* _THE RECORDS_
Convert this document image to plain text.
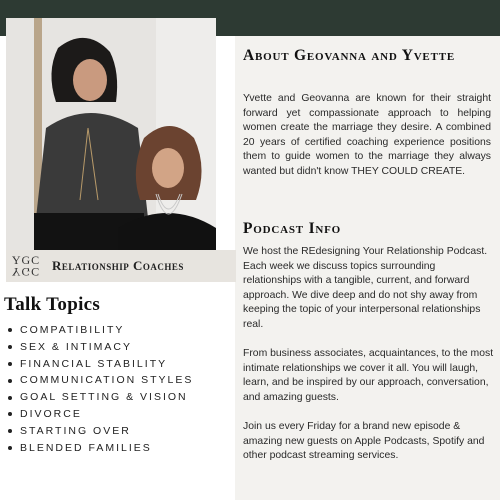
YGC
YGC Relationship Coaches
Talk Topics
COMPATIBILITY
SEX & INTIMACY
FINANCIAL STABILITY
COMMUNICATION STYLES
GOAL SETTING & VISION
DIVORCE
STARTING OVER
BLENDED FAMILIES
About Geovanna and Yvette

Yvette and Geovanna are known for their straight forward yet compassionate approach to helping women create the marriage they desire. A combined 20 years of certified coaching experience positions them to guide women to the marriage they always wanted but didn't know THEY COULD CREATE.

Podcast Info

We host the REdesigning Your Relationship Podcast. Each week we discuss topics surrounding relationships with a tangible, current, and forward approach. We dive deep and do not shy away from keeping the topic of your interpersonal relationships real.

From business associates, acquaintances, to the most intimate relationships we cover it all. You will laugh, learn, and be inspired by our approach, conversation, and amazing guests.

Join us every Friday for a brand new episode & amazing new guests on Apple Podcasts, Spotify and other podcast streaming services.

* _WHAT IS EXPECTED_
Select every line of the records holding the string "approach".

* _ANSWER TO THE TASK_
Yvette and Geovanna are known for their straight forward yet compassionate approach to helping women create the marriage they desire. A combined 20 years of certified coaching experience positions them to guide women to the marriage they always wanted but didn't know THEY COULD CREATE.
We host the REdesigning Your Relationship Podcast. Each week we discuss topics surrounding relationships with a tangible, current, and forward approach. We dive deep and do not shy away from keeping the topic of your interpersonal relationships real.
From business associates, acquaintances, to the most intimate relationships we cover it all. You will laugh, learn, and be inspired by our approach, conversation, and amazing guests.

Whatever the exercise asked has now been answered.